** Begin GIVEN INFORMATION **

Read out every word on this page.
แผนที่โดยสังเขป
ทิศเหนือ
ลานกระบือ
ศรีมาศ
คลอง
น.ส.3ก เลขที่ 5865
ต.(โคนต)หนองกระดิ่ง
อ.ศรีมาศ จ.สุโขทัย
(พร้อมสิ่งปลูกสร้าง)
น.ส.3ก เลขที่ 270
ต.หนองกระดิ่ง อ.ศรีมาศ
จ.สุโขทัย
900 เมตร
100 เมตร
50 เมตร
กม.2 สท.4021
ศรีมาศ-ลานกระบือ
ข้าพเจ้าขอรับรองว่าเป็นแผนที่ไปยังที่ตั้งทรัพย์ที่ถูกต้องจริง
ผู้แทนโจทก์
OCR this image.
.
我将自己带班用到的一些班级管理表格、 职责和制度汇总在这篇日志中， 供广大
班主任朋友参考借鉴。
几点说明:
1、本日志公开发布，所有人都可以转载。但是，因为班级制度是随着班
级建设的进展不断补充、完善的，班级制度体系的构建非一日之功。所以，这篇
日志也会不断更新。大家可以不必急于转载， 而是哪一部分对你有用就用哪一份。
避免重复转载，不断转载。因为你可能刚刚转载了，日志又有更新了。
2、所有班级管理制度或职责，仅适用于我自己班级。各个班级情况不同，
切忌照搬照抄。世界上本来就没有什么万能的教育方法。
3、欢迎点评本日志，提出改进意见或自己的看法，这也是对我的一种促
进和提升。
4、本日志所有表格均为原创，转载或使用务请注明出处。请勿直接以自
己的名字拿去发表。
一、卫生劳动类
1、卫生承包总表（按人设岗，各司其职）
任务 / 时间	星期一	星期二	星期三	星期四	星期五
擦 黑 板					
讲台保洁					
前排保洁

** End GIVEN INFORMATION **

- _DIRECTIVE_
List every line above that holds the word "this".

- _TASK SOLUTION_
Read out every word on this page.
OCR this image.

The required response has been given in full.